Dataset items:
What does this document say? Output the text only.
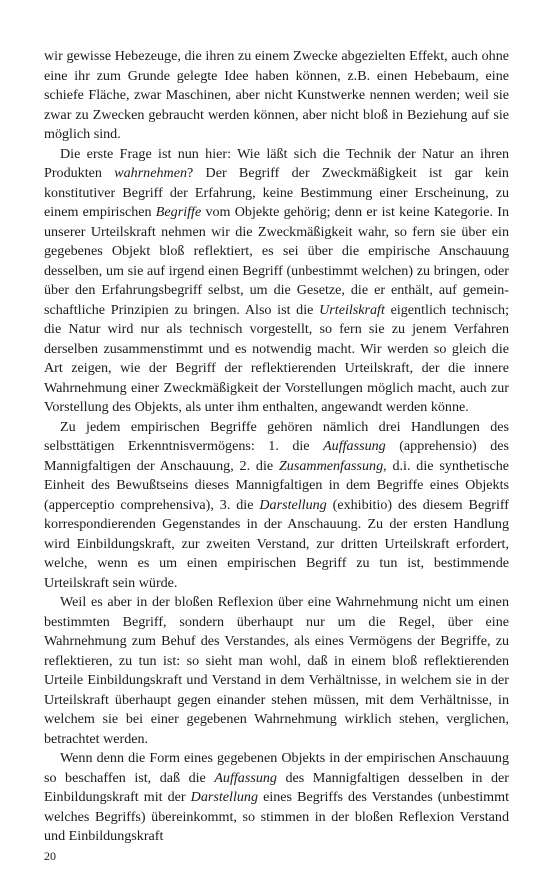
wir gewisse Hebezeuge, die ihren zu einem Zwecke abgezielten Effekt, auch ohne eine ihr zum Grunde gelegte Idee haben können, z.B. einen Hebebaum, eine schiefe Fläche, zwar Maschinen, aber nicht Kunstwerke nennen werden; weil sie zwar zu Zwecken gebraucht werden können, aber nicht bloß in Beziehung auf sie möglich sind.

Die erste Frage ist nun hier: Wie läßt sich die Technik der Natur an ihren Produkten wahrnehmen? Der Begriff der Zweckmäßigkeit ist gar kein konstitutiver Begriff der Erfahrung, keine Bestimmung einer Erscheinung, zu einem empirischen Begriffe vom Objekte gehörig; denn er ist keine Kategorie. In unserer Urteilskraft nehmen wir die Zweckmäßigkeit wahr, so fern sie über ein gegebenes Objekt bloß reflektiert, es sei über die empirische Anschauung desselben, um sie auf irgend einen Begriff (unbestimmt welchen) zu bringen, oder über den Erfahrungsbegriff selbst, um die Gesetze, die er enthält, auf gemeinschaftliche Prinzipien zu bringen. Also ist die Urteilskraft eigentlich technisch; die Natur wird nur als technisch vorgestellt, so fern sie zu jenem Verfahren derselben zusammenstimmt und es notwendig macht. Wir werden so gleich die Art zeigen, wie der Begriff der reflektierenden Urteilskraft, der die innere Wahrnehmung einer Zweckmäßigkeit der Vorstellungen möglich macht, auch zur Vorstellung des Objekts, als unter ihm enthalten, angewandt werden könne.

Zu jedem empirischen Begriffe gehören nämlich drei Handlungen des selbsttätigen Erkenntnisvermögens: 1. die Auffassung (apprehensio) des Mannigfaltigen der Anschauung, 2. die Zusammenfassung, d.i. die synthetische Einheit des Bewußtseins dieses Mannigfaltigen in dem Begriffe eines Objekts (apperceptio comprehensiva), 3. die Darstellung (exhibitio) des diesem Begriff korrespondierenden Gegenstandes in der Anschauung. Zu der ersten Handlung wird Einbildungskraft, zur zweiten Verstand, zur dritten Urteilskraft erfordert, welche, wenn es um einen empirischen Begriff zu tun ist, bestimmende Urteilskraft sein würde.

Weil es aber in der bloßen Reflexion über eine Wahrnehmung nicht um einen bestimmten Begriff, sondern überhaupt nur um die Regel, über eine Wahrnehmung zum Behuf des Verstandes, als eines Vermögens der Begriffe, zu reflektieren, zu tun ist: so sieht man wohl, daß in einem bloß reflektierenden Urteile Einbildungskraft und Verstand in dem Verhältnisse, in welchem sie in der Urteilskraft überhaupt gegen einander stehen müssen, mit dem Verhältnisse, in welchem sie bei einer gegebenen Wahrnehmung wirklich stehen, verglichen, betrachtet werden.

Wenn denn die Form eines gegebenen Objekts in der empirischen Anschauung so beschaffen ist, daß die Auffassung des Mannigfaltigen desselben in der Einbildungskraft mit der Darstellung eines Begriffs des Verstandes (unbestimmt welches Begriffs) übereinkommt, so stimmen in der bloßen Reflexion Verstand und Einbildungskraft

20
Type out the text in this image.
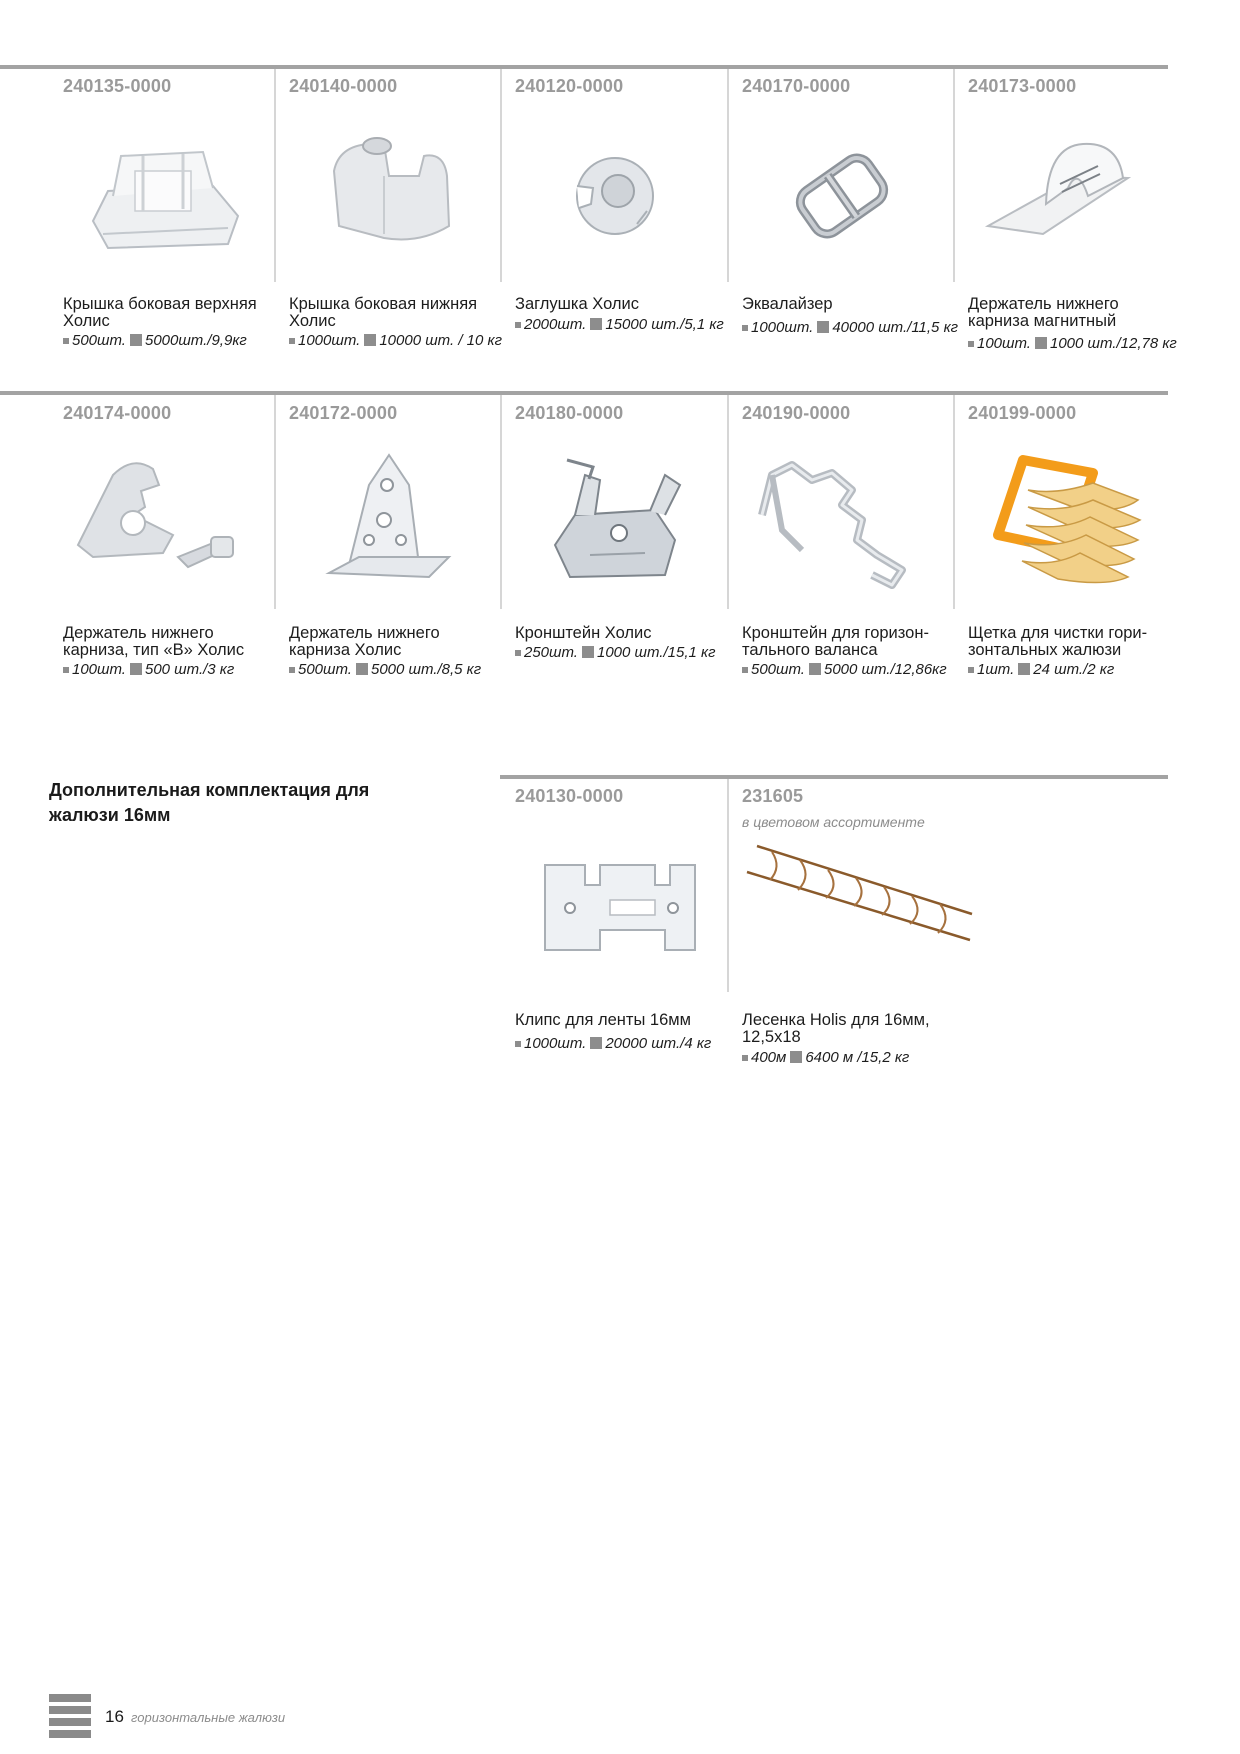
240135-0000
Крышка боковая верхняя Холис
500шт. 5000шт./9,9кг
240140-0000
Крышка боковая нижняя Холис
1000шт. 10000 шт. / 10 кг
240120-0000
Заглушка Холис
2000шт. 15000 шт./5,1 кг
240170-0000
Эквалайзер
1000шт. 40000 шт./11,5 кг
240173-0000
Держатель нижнего карниза магнитный
100шт. 1000 шт./12,78 кг
240174-0000
Держатель нижнего карниза, тип «B» Холис
100шт. 500 шт./3 кг
240172-0000
Держатель нижнего карниза Холис
500шт. 5000 шт./8,5 кг
240180-0000
Кронштейн Холис
250шт. 1000 шт./15,1 кг
240190-0000
Кронштейн для горизон-тального валанса
500шт. 5000 шт./12,86кг
240199-0000
Щетка для чистки гори-зонтальных жалюзи
1шт. 24 шт./2 кг
Дополнительная комплектация для жалюзи 16мм
240130-0000
Клипс для ленты 16мм
1000шт. 20000 шт./4 кг
231605
в цветовом ассортименте
Лесенка Holis для 16мм, 12,5х18
400м 6400 м /15,2 кг
16 горизонтальные жалюзи
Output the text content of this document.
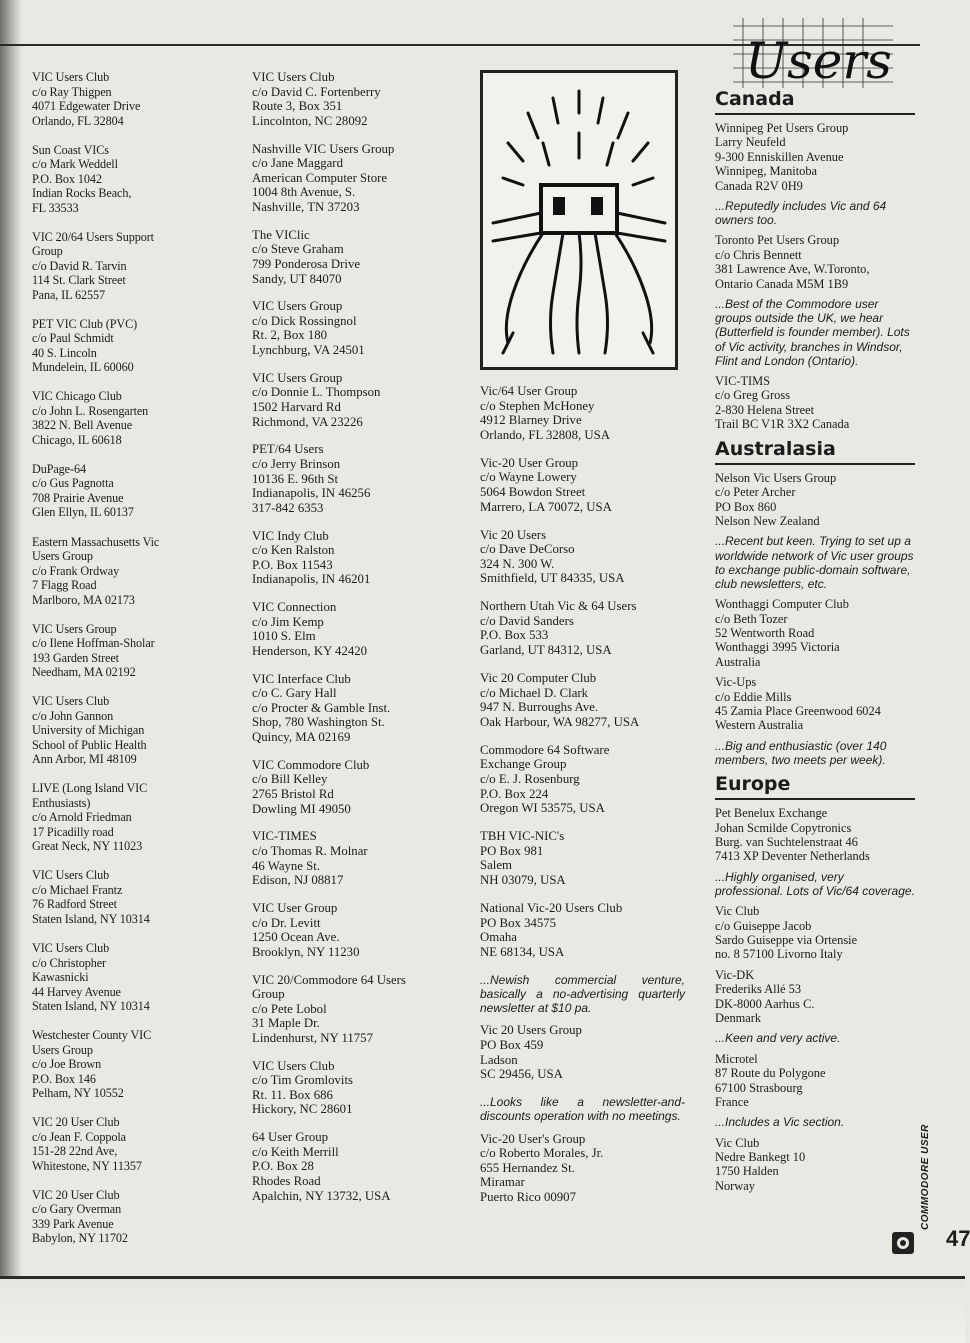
Users
VIC Users Club
c/o Ray Thigpen
4071 Edgewater Drive
Orlando, FL 32804
Sun Coast VICs
c/o Mark Weddell
P.O. Box 1042
Indian Rocks Beach,
FL 33533
VIC 20/64 Users Support
Group
c/o David R. Tarvin
114 St. Clark Street
Pana, IL 62557
PET VIC Club (PVC)
c/o Paul Schmidt
40 S. Lincoln
Mundelein, IL 60060
VIC Chicago Club
c/o John L. Rosengarten
3822 N. Bell Avenue
Chicago, IL 60618
DuPage-64
c/o Gus Pagnotta
708 Prairie Avenue
Glen Ellyn, IL 60137
Eastern Massachusetts Vic
Users Group
c/o Frank Ordway
7 Flagg Road
Marlboro, MA 02173
VIC Users Group
c/o Ilene Hoffman-Sholar
193 Garden Street
Needham, MA 02192
VIC Users Club
c/o John Gannon
University of Michigan
School of Public Health
Ann Arbor, MI 48109
LIVE (Long Island VIC
Enthusiasts)
c/o Arnold Friedman
17 Picadilly road
Great Neck, NY 11023
VIC Users Club
c/o Michael Frantz
76 Radford Street
Staten Island, NY 10314
VIC Users Club
c/o Christopher
Kawasnicki
44 Harvey Avenue
Staten Island, NY 10314
Westchester County VIC
Users Group
c/o Joe Brown
P.O. Box 146
Pelham, NY 10552
VIC 20 User Club
c/o Jean F. Coppola
151-28 22nd Ave,
Whitestone, NY 11357
VIC 20 User Club
c/o Gary Overman
339 Park Avenue
Babylon, NY 11702
VIC Users Club
c/o David C. Fortenberry
Route 3, Box 351
Lincolnton, NC 28092
Nashville VIC Users Group
c/o Jane Maggard
American Computer Store
1004 8th Avenue, S.
Nashville, TN 37203
The VIClic
c/o Steve Graham
799 Ponderosa Drive
Sandy, UT 84070
VIC Users Group
c/o Dick Rossingnol
Rt. 2, Box 180
Lynchburg, VA 24501
VIC Users Group
c/o Donnie L. Thompson
1502 Harvard Rd
Richmond, VA 23226
PET/64 Users
c/o Jerry Brinson
10136 E. 96th St
Indianapolis, IN 46256
317-842 6353
VIC Indy Club
c/o Ken Ralston
P.O. Box 11543
Indianapolis, IN 46201
VIC Connection
c/o Jim Kemp
1010 S. Elm
Henderson, KY 42420
VIC Interface Club
c/o C. Gary Hall
c/o Procter & Gamble Inst.
Shop, 780 Washington St.
Quincy, MA 02169
VIC Commodore Club
c/o Bill Kelley
2765 Bristol Rd
Dowling MI 49050
VIC-TIMES
c/o Thomas R. Molnar
46 Wayne St.
Edison, NJ 08817
VIC User Group
c/o Dr. Levitt
1250 Ocean Ave.
Brooklyn, NY 11230
VIC 20/Commodore 64 Users
Group
c/o Pete Lobol
31 Maple Dr.
Lindenhurst, NY 11757
VIC Users Club
c/o Tim Gromlovits
Rt. 11. Box 686
Hickory, NC 28601
64 User Group
c/o Keith Merrill
P.O. Box 28
Rhodes Road
Apalchin, NY 13732, USA
Vic/64 User Group
c/o Stephen McHoney
4912 Blarney Drive
Orlando, FL 32808, USA
Vic-20 User Group
c/o Wayne Lowery
5064 Bowdon Street
Marrero, LA 70072, USA
Vic 20 Users
c/o Dave DeCorso
324 N. 300 W.
Smithfield, UT 84335, USA
Northern Utah Vic & 64 Users
c/o David Sanders
P.O. Box 533
Garland, UT 84312, USA
Vic 20 Computer Club
c/o Michael D. Clark
947 N. Burroughs Ave.
Oak Harbour, WA 98277, USA
Commodore 64 Software
Exchange Group
c/o E. J. Rosenburg
P.O. Box 224
Oregon WI 53575, USA
TBH VIC-NIC's
PO Box 981
Salem
NH 03079, USA
National Vic-20 Users Club
PO Box 34575
Omaha
NE 68134, USA
...Newish commercial venture, basically a no-advertising quarterly newsletter at $10 pa.
Vic 20 Users Group
PO Box 459
Ladson
SC 29456, USA
...Looks like a newsletter-and-discounts operation with no meetings.
Vic-20 User's Group
c/o Roberto Morales, Jr.
655 Hernandez St.
Miramar
Puerto Rico 00907
Canada
Winnipeg Pet Users Group
Larry Neufeld
9-300 Enniskillen Avenue
Winnipeg, Manitoba
Canada R2V 0H9
...Reputedly includes Vic and 64 owners too.
Toronto Pet Users Group
c/o Chris Bennett
381 Lawrence Ave, W.Toronto,
Ontario Canada M5M 1B9
...Best of the Commodore user groups outside the UK, we hear (Butterfield is founder member). Lots of Vic activity, branches in Windsor, Flint and London (Ontario).
VIC-TIMS
c/o Greg Gross
2-830 Helena Street
Trail BC V1R 3X2 Canada
Australasia
Nelson Vic Users Group
c/o Peter Archer
PO Box 860
Nelson New Zealand
...Recent but keen. Trying to set up a worldwide network of Vic user groups to exchange public-domain software, club newsletters, etc.
Wonthaggi Computer Club
c/o Beth Tozer
52 Wentworth Road
Wonthaggi 3995 Victoria
Australia
Vic-Ups
c/o Eddie Mills
45 Zamia Place Greenwood 6024
Western Australia
...Big and enthusiastic (over 140 members, two meets per week).
Europe
Pet Benelux Exchange
Johan Scmilde Copytronics
Burg. van Suchtelenstraat 46
7413 XP Deventer Netherlands
...Highly organised, very professional. Lots of Vic/64 coverage.
Vic Club
c/o Guiseppe Jacob
Sardo Guiseppe via Ortensie
no. 8 57100 Livorno Italy
Vic-DK
Frederiks Allé 53
DK-8000 Aarhus C.
Denmark
...Keen and very active.
Microtel
87 Route du Polygone
67100 Strasbourg
France
...Includes a Vic section.
Vic Club
Nedre Bankegt 10
1750 Halden
Norway	COMMODORE USER
47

To be done
Report how many lines in the listing include the word "Кронштейн". Give nothing but the count.

Worked answer
2